Copy out the text below on the 1931 International League season word for word, in full.

Document section:
****************************************

- League: International League
- Sport: Baseball
- Duration: April 15 – September 20
- Games: 168
- Teams: 8

International League Pennant
- League champions: Rochester Red Wings
- Runners-up: Newark Bears

IL seasons
- ← 19301932 →

= 1931 International League season =

The 1931 International League was a Class AA baseball season played between April 15 and September 20. Eight teams played a 168-game schedule, with the first place team winning the pennant.

The Rochester Red Wings won the International League pennant, finishing in first place, two games ahead of the second place Newark Bears.

==Team changes==
- The Reading Keystones are no longer affiliated with the Chicago Cubs.

****************************************

Records shown:
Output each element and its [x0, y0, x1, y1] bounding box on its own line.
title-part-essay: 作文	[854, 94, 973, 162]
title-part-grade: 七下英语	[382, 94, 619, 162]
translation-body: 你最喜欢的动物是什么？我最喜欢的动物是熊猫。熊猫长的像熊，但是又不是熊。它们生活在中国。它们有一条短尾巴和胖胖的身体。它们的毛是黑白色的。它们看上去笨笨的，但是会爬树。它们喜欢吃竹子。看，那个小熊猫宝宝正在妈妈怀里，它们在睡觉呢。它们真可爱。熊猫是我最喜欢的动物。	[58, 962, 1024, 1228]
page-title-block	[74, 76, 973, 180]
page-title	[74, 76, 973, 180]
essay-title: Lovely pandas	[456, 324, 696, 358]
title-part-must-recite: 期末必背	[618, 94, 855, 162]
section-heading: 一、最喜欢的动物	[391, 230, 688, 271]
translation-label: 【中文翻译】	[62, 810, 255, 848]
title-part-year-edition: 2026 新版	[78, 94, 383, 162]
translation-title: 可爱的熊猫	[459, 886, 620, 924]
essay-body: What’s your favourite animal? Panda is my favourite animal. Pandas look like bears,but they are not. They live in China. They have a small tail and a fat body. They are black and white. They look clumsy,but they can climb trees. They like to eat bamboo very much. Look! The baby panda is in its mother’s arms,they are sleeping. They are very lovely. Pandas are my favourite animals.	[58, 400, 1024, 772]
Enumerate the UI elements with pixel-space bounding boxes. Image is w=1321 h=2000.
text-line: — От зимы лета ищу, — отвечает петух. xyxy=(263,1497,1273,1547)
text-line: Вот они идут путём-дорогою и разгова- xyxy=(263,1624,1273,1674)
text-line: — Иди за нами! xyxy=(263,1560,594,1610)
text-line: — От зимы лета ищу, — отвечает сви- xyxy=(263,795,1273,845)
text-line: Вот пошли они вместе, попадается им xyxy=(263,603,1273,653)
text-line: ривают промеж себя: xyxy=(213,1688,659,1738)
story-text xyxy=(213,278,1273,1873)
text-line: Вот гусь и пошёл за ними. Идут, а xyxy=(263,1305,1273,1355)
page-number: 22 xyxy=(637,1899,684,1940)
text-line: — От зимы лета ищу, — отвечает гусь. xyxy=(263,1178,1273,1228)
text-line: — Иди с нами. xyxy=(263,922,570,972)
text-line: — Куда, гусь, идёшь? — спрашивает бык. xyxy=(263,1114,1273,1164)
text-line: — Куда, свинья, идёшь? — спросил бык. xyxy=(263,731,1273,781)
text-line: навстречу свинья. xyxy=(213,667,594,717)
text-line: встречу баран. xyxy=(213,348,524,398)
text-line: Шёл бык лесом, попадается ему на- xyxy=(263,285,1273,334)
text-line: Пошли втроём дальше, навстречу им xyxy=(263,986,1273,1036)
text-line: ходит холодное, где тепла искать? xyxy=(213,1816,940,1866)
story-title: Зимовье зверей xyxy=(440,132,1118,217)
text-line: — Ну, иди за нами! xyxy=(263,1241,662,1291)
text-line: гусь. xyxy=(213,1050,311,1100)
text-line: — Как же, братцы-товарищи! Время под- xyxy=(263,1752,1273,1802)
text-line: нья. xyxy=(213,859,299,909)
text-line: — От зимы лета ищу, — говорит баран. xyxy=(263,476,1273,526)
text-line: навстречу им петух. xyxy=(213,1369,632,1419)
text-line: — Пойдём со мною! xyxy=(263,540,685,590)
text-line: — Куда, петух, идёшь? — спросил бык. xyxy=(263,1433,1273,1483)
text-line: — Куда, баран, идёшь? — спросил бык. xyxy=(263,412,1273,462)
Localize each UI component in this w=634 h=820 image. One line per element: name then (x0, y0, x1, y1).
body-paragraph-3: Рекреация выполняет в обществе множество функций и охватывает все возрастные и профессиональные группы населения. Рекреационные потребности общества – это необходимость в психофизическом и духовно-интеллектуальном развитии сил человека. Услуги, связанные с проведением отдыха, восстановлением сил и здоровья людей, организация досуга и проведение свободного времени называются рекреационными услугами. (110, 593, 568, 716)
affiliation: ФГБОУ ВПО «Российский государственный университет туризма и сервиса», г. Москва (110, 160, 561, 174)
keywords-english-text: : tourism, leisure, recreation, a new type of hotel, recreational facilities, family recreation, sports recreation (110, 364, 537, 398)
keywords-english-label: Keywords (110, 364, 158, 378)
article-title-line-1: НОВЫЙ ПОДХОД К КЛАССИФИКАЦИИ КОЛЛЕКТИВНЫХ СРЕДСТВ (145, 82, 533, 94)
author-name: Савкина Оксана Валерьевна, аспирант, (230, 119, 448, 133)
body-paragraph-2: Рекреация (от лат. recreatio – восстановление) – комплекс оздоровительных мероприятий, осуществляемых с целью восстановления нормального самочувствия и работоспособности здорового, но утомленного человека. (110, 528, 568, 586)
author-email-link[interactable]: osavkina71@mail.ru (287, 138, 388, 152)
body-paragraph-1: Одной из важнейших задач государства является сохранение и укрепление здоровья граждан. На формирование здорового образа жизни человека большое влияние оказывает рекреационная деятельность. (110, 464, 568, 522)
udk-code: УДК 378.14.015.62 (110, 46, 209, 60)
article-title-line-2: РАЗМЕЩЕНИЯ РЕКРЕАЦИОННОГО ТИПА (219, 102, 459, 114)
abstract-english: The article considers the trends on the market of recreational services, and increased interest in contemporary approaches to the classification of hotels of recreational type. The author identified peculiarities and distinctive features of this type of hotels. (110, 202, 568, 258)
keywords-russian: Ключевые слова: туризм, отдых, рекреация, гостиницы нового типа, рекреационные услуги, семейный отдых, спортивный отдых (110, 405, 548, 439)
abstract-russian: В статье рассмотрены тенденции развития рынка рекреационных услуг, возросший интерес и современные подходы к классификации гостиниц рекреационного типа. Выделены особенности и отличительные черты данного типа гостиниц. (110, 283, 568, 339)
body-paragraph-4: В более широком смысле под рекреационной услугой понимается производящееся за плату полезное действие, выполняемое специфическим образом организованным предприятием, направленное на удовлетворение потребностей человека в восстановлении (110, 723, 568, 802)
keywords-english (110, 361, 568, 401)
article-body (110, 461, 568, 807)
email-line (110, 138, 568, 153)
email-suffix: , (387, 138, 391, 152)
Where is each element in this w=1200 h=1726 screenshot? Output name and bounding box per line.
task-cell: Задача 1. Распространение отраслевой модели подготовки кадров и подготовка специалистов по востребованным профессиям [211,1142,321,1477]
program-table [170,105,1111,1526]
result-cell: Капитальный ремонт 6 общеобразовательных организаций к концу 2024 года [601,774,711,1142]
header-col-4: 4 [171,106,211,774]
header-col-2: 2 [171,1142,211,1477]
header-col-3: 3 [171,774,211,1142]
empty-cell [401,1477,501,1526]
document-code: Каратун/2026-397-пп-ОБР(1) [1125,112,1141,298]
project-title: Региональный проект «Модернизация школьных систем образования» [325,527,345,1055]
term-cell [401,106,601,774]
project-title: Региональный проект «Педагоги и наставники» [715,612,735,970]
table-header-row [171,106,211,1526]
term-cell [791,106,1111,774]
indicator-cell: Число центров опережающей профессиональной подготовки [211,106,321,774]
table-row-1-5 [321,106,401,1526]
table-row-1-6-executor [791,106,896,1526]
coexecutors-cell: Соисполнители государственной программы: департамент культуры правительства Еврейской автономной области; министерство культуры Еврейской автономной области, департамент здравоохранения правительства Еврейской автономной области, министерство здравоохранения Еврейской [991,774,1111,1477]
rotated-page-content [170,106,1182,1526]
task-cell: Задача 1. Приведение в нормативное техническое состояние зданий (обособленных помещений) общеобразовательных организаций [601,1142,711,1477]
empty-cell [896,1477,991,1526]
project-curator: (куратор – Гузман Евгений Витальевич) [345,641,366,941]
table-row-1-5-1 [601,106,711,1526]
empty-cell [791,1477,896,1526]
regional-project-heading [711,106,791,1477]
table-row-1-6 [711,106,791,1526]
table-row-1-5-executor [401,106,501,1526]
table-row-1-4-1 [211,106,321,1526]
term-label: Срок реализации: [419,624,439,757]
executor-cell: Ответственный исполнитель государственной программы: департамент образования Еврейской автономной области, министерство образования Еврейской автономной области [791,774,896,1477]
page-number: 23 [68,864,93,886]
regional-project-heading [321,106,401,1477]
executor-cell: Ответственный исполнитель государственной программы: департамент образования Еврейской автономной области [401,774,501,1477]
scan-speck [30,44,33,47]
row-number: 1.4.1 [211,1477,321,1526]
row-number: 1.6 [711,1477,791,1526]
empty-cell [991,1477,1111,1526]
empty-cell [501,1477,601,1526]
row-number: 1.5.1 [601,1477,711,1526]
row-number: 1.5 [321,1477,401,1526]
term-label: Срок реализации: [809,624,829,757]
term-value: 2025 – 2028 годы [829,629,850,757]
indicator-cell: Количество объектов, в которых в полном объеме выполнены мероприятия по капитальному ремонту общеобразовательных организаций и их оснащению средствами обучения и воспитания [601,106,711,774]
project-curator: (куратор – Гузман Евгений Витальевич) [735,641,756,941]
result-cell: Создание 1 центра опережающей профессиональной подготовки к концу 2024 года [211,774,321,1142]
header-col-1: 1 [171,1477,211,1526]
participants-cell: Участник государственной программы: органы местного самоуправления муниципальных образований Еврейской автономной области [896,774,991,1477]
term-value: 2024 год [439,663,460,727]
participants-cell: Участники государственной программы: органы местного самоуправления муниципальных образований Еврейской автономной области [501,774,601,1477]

****************************************

Exercise answer:
- League: International League
- Sport: Baseball
- Duration: April 15 – September 20
- Games: 168
- Teams: 8

International League Pennant
- League champions: Rochester Red Wings
- Runners-up: Newark Bears

IL seasons
- ← 19301932 →

= 1931 International League season =

The 1931 International League was a Class AA baseball season played between April 15 and September 20. Eight teams played a 168-game schedule, with the first place team winning the pennant.

The Rochester Red Wings won the International League pennant, finishing in first place, two games ahead of the second place Newark Bears.

==Team changes==
- The Reading Keystones are no longer affiliated with the Chicago Cubs.